GOAL: Without skipping anything, write out each record below exactly.

━━━ INPUT RECORDS

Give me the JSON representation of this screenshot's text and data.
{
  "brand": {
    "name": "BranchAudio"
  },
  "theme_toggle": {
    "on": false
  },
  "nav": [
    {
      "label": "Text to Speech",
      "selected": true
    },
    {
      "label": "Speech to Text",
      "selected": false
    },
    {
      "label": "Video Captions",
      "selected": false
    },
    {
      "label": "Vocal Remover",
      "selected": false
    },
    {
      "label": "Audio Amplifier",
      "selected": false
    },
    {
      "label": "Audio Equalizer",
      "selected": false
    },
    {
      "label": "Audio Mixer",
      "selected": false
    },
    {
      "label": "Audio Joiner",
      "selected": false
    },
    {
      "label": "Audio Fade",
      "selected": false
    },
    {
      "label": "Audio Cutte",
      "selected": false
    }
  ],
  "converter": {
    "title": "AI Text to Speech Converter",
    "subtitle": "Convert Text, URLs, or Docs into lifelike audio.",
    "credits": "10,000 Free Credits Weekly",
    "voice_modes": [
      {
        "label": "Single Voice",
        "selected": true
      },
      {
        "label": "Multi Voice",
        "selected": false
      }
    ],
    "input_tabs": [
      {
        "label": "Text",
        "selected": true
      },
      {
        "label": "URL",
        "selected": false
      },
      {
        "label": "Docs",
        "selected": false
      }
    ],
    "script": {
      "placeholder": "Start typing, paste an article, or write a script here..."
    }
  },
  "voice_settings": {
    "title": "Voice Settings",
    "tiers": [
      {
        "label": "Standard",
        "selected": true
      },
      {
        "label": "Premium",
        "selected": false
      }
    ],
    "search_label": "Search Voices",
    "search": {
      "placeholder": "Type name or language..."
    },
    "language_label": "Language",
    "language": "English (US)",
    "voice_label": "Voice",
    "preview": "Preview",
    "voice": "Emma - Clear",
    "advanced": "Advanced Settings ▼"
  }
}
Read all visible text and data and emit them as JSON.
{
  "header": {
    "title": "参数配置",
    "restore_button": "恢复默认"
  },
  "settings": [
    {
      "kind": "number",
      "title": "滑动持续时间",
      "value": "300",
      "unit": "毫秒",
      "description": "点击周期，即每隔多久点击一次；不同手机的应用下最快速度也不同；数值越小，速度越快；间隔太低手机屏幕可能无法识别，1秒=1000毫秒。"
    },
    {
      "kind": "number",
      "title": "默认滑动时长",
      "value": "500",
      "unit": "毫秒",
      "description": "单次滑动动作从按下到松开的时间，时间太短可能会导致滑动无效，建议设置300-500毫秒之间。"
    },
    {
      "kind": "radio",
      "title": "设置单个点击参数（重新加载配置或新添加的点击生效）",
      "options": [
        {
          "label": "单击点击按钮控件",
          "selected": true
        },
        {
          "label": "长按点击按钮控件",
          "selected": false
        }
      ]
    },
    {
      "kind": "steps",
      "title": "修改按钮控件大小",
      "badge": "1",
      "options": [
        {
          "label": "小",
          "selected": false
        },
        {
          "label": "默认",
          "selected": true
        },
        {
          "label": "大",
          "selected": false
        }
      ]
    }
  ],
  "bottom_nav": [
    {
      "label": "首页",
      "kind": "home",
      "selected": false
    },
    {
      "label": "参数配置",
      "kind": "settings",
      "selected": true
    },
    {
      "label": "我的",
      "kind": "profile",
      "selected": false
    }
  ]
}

━━━━━━

ANSWER:
Give me the JSON representation of this screenshot's text and data.
{
  "brand": {
    "name": "BranchAudio"
  },
  "theme_toggle": {
    "on": false
  },
  "nav": [
    {
      "label": "Text to Speech",
      "selected": true
    },
    {
      "label": "Speech to Text",
      "selected": false
    },
    {
      "label": "Video Captions",
      "selected": false
    },
    {
      "label": "Vocal Remover",
      "selected": false
    },
    {
      "label": "Audio Amplifier",
      "selected": false
    },
    {
      "label": "Audio Equalizer",
      "selected": false
    },
    {
      "label": "Audio Mixer",
      "selected": false
    },
    {
      "label": "Audio Joiner",
      "selected": false
    },
    {
      "label": "Audio Fade",
      "selected": false
    },
    {
      "label": "Audio Cutte",
      "selected": false
    }
  ],
  "converter": {
    "title": "AI Text to Speech Converter",
    "subtitle": "Convert Text, URLs, or Docs into lifelike audio.",
    "credits": "10,000 Free Credits Weekly",
    "voice_modes": [
      {
        "label": "Single Voice",
        "selected": true
      },
      {
        "label": "Multi Voice",
        "selected": false
      }
    ],
    "input_tabs": [
      {
        "label": "Text",
        "selected": true
      },
      {
        "label": "URL",
        "selected": false
      },
      {
        "label": "Docs",
        "selected": false
      }
    ],
    "script": {
      "placeholder": "Start typing, paste an article, or write a script here..."
    }
  },
  "voice_settings": {
    "title": "Voice Settings",
    "tiers": [
      {
        "label": "Standard",
        "selected": true
      },
      {
        "label": "Premium",
        "selected": false
      }
    ],
    "search_label": "Search Voices",
    "search": {
      "placeholder": "Type name or language..."
    },
    "language_label": "Language",
    "language": "English (US)",
    "voice_label": "Voice",
    "preview": "Preview",
    "voice": "Emma - Clear",
    "advanced": "Advanced Settings ▼"
  }
}
Read all visible text and data and emit them as JSON.
{
  "header": {
    "title": "参数配置",
    "restore_button": "恢复默认"
  },
  "settings": [
    {
      "kind": "number",
      "title": "滑动持续时间",
      "value": "300",
      "unit": "毫秒",
      "description": "点击周期，即每隔多久点击一次；不同手机的应用下最快速度也不同；数值越小，速度越快；间隔太低手机屏幕可能无法识别，1秒=1000毫秒。"
    },
    {
      "kind": "number",
      "title": "默认滑动时长",
      "value": "500",
      "unit": "毫秒",
      "description": "单次滑动动作从按下到松开的时间，时间太短可能会导致滑动无效，建议设置300-500毫秒之间。"
    },
    {
      "kind": "radio",
      "title": "设置单个点击参数（重新加载配置或新添加的点击生效）",
      "options": [
        {
          "label": "单击点击按钮控件",
          "selected": true
        },
        {
          "label": "长按点击按钮控件",
          "selected": false
        }
      ]
    },
    {
      "kind": "steps",
      "title": "修改按钮控件大小",
      "badge": "1",
      "options": [
        {
          "label": "小",
          "selected": false
        },
        {
          "label": "默认",
          "selected": true
        },
        {
          "label": "大",
          "selected": false
        }
      ]
    }
  ],
  "bottom_nav": [
    {
      "label": "首页",
      "kind": "home",
      "selected": false
    },
    {
      "label": "参数配置",
      "kind": "settings",
      "selected": true
    },
    {
      "label": "我的",
      "kind": "profile",
      "selected": false
    }
  ]
}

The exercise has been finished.